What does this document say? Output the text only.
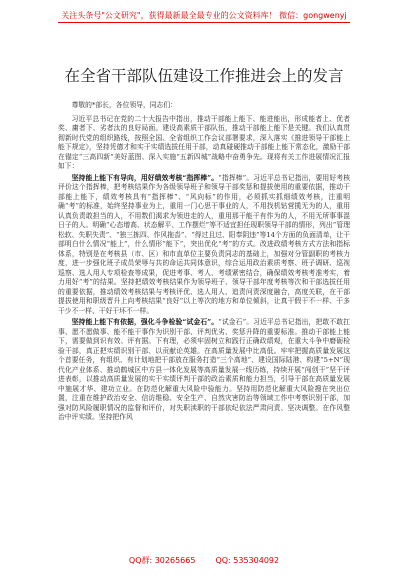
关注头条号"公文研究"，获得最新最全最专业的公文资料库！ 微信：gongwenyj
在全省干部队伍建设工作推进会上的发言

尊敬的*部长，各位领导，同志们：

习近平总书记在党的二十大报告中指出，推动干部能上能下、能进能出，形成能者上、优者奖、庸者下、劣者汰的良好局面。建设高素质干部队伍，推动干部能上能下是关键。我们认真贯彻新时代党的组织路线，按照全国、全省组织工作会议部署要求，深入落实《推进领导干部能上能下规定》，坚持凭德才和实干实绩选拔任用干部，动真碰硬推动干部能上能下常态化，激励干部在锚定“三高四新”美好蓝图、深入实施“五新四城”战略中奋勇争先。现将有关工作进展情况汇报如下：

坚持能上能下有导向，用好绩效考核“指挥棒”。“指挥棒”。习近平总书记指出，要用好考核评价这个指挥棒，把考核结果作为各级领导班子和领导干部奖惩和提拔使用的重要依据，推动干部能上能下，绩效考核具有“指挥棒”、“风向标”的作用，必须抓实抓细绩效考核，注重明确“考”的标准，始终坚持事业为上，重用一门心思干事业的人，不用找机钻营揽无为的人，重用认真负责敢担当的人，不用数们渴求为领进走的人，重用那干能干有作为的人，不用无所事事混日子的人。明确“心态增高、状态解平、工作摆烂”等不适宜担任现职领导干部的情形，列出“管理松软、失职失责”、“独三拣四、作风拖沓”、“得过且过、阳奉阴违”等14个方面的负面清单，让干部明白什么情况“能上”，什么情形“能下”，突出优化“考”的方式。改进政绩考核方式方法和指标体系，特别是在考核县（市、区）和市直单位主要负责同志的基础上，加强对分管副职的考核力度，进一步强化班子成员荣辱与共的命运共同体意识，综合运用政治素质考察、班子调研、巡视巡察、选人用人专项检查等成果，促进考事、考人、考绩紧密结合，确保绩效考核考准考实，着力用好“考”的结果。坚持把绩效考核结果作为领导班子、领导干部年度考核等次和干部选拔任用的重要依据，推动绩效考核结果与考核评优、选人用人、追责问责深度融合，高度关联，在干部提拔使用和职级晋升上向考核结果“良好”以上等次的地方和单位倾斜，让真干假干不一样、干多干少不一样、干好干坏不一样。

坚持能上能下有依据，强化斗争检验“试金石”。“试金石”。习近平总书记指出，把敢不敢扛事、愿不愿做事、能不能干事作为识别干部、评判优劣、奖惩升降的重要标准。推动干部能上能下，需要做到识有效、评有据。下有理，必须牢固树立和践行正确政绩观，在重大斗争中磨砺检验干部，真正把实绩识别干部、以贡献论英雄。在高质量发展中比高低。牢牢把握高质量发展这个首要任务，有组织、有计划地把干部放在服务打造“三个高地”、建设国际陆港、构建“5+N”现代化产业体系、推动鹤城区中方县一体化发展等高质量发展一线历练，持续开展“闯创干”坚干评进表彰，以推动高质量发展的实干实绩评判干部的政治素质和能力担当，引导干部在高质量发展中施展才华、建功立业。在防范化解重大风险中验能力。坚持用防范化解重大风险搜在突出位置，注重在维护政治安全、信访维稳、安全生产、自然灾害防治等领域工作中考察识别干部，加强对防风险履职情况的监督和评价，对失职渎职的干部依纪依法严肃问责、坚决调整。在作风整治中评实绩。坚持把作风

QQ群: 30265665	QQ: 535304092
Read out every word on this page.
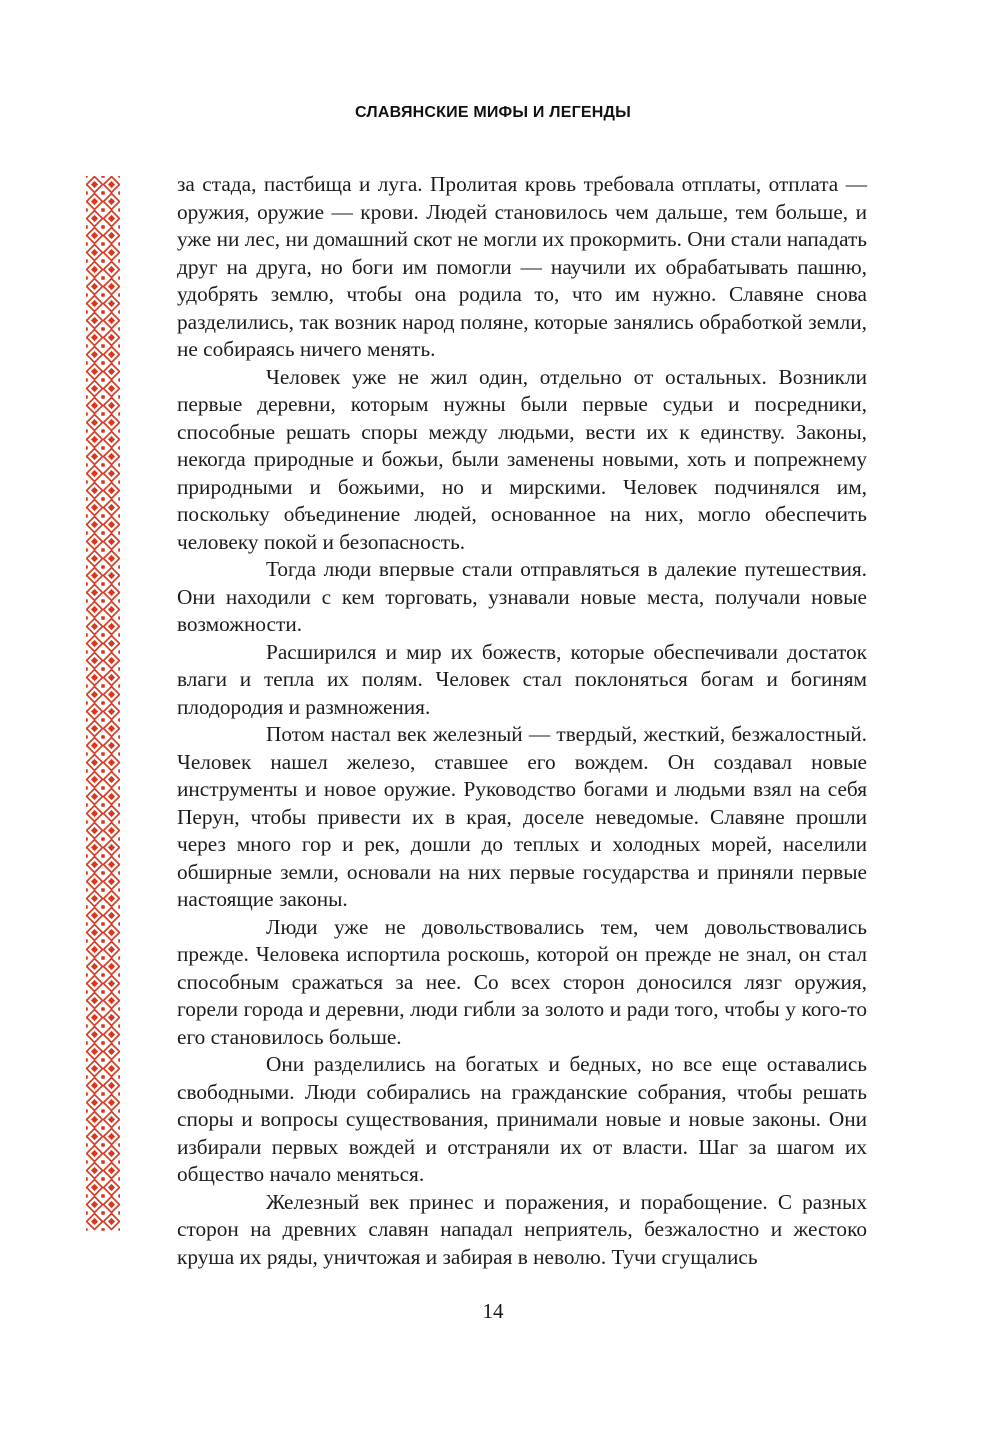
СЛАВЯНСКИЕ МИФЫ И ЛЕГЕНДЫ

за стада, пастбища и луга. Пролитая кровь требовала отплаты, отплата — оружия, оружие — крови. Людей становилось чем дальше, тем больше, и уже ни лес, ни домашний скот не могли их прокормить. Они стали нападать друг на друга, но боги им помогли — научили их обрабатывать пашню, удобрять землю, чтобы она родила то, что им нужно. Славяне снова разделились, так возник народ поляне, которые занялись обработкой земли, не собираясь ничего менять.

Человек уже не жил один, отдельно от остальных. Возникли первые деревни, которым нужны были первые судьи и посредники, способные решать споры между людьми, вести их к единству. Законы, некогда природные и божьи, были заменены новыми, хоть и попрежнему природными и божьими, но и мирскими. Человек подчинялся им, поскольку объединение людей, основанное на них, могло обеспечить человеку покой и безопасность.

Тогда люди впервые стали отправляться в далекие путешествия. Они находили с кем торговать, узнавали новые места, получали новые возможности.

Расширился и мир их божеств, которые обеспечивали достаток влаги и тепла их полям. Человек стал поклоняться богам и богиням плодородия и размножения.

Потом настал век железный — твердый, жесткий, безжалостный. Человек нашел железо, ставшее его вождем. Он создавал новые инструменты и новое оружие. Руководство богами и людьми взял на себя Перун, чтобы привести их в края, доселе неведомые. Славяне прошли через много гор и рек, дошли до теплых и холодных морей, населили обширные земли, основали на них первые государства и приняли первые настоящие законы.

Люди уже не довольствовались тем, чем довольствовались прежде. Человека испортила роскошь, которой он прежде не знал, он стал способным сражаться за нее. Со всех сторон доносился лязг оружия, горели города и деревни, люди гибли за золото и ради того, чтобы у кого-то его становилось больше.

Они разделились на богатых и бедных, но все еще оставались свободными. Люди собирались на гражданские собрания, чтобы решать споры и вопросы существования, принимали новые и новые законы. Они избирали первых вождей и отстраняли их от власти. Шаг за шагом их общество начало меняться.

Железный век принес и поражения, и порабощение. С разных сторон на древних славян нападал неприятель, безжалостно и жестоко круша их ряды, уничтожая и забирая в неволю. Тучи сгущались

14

..........

### [Description of the task]
Output all the records, word for word, with no pictures in the copy.

### [Completed exercise]
What does this document say? Output the text only.
关注头条号"公文研究"，获得最新最全最专业的公文资料库！ 微信：gongwenyj
在全省干部队伍建设工作推进会上的发言

尊敬的*部长，各位领导，同志们：

习近平总书记在党的二十大报告中指出，推动干部能上能下、能进能出，形成能者上、优者奖、庸者下、劣者汰的良好局面。建设高素质干部队伍，推动干部能上能下是关键。我们认真贯彻新时代党的组织路线，按照全国、全省组织工作会议部署要求，深入落实《推进领导干部能上能下规定》，坚持凭德才和实干实绩选拔任用干部，动真碰硬推动干部能上能下常态化，激励干部在锚定“三高四新”美好蓝图、深入实施“五新四城”战略中奋勇争先。现将有关工作进展情况汇报如下：

坚持能上能下有导向，用好绩效考核“指挥棒”。“指挥棒”。习近平总书记指出，要用好考核评价这个指挥棒，把考核结果作为各级领导班子和领导干部奖惩和提拔使用的重要依据，推动干部能上能下，绩效考核具有“指挥棒”、“风向标”的作用，必须抓实抓细绩效考核，注重明确“考”的标准，始终坚持事业为上，重用一门心思干事业的人，不用找机钻营揽无为的人，重用认真负责敢担当的人，不用数们渴求为领进走的人，重用那干能干有作为的人，不用无所事事混日子的人。明确“心态增高、状态解平、工作摆烂”等不适宜担任现职领导干部的情形，列出“管理松软、失职失责”、“独三拣四、作风拖沓”、“得过且过、阳奉阴违”等14个方面的负面清单，让干部明白什么情况“能上”，什么情形“能下”，突出优化“考”的方式。改进政绩考核方式方法和指标体系，特别是在考核县（市、区）和市直单位主要负责同志的基础上，加强对分管副职的考核力度，进一步强化班子成员荣辱与共的命运共同体意识，综合运用政治素质考察、班子调研、巡视巡察、选人用人专项检查等成果，促进考事、考人、考绩紧密结合，确保绩效考核考准考实，着力用好“考”的结果。坚持把绩效考核结果作为领导班子、领导干部年度考核等次和干部选拔任用的重要依据，推动绩效考核结果与考核评优、选人用人、追责问责深度融合，高度关联，在干部提拔使用和职级晋升上向考核结果“良好”以上等次的地方和单位倾斜，让真干假干不一样、干多干少不一样、干好干坏不一样。

坚持能上能下有依据，强化斗争检验“试金石”。“试金石”。习近平总书记指出，把敢不敢扛事、愿不愿做事、能不能干事作为识别干部、评判优劣、奖惩升降的重要标准。推动干部能上能下，需要做到识有效、评有据。下有理，必须牢固树立和践行正确政绩观，在重大斗争中磨砺检验干部，真正把实绩识别干部、以贡献论英雄。在高质量发展中比高低。牢牢把握高质量发展这个首要任务，有组织、有计划地把干部放在服务打造“三个高地”、建设国际陆港、构建“5+N”现代化产业体系、推动鹤城区中方县一体化发展等高质量发展一线历练，持续开展“闯创干”坚干评进表彰，以推动高质量发展的实干实绩评判干部的政治素质和能力担当，引导干部在高质量发展中施展才华、建功立业。在防范化解重大风险中验能力。坚持用防范化解重大风险搜在突出位置，注重在维护政治安全、信访维稳、安全生产、自然灾害防治等领域工作中考察识别干部，加强对防风险履职情况的监督和评价，对失职渎职的干部依纪依法严肃问责、坚决调整。在作风整治中评实绩。坚持把作风

QQ群: 30265665	QQ: 535304092
Read out every word on this page.
СЛАВЯНСКИЕ МИФЫ И ЛЕГЕНДЫ

за стада, пастбища и луга. Пролитая кровь требовала отплаты, отплата — оружия, оружие — крови. Людей становилось чем дальше, тем больше, и уже ни лес, ни домашний скот не могли их прокормить. Они стали нападать друг на друга, но боги им помогли — научили их обрабатывать пашню, удобрять землю, чтобы она родила то, что им нужно. Славяне снова разделились, так возник народ поляне, которые занялись обработкой земли, не собираясь ничего менять.

Человек уже не жил один, отдельно от остальных. Возникли первые деревни, которым нужны были первые судьи и посредники, способные решать споры между людьми, вести их к единству. Законы, некогда природные и божьи, были заменены новыми, хоть и попрежнему природными и божьими, но и мирскими. Человек подчинялся им, поскольку объединение людей, основанное на них, могло обеспечить человеку покой и безопасность.

Тогда люди впервые стали отправляться в далекие путешествия. Они находили с кем торговать, узнавали новые места, получали новые возможности.

Расширился и мир их божеств, которые обеспечивали достаток влаги и тепла их полям. Человек стал поклоняться богам и богиням плодородия и размножения.

Потом настал век железный — твердый, жесткий, безжалостный. Человек нашел железо, ставшее его вождем. Он создавал новые инструменты и новое оружие. Руководство богами и людьми взял на себя Перун, чтобы привести их в края, доселе неведомые. Славяне прошли через много гор и рек, дошли до теплых и холодных морей, населили обширные земли, основали на них первые государства и приняли первые настоящие законы.

Люди уже не довольствовались тем, чем довольствовались прежде. Человека испортила роскошь, которой он прежде не знал, он стал способным сражаться за нее. Со всех сторон доносился лязг оружия, горели города и деревни, люди гибли за золото и ради того, чтобы у кого-то его становилось больше.

Они разделились на богатых и бедных, но все еще оставались свободными. Люди собирались на гражданские собрания, чтобы решать споры и вопросы существования, принимали новые и новые законы. Они избирали первых вождей и отстраняли их от власти. Шаг за шагом их общество начало меняться.

Железный век принес и поражения, и порабощение. С разных сторон на древних славян нападал неприятель, безжалостно и жестоко круша их ряды, уничтожая и забирая в неволю. Тучи сгущались

14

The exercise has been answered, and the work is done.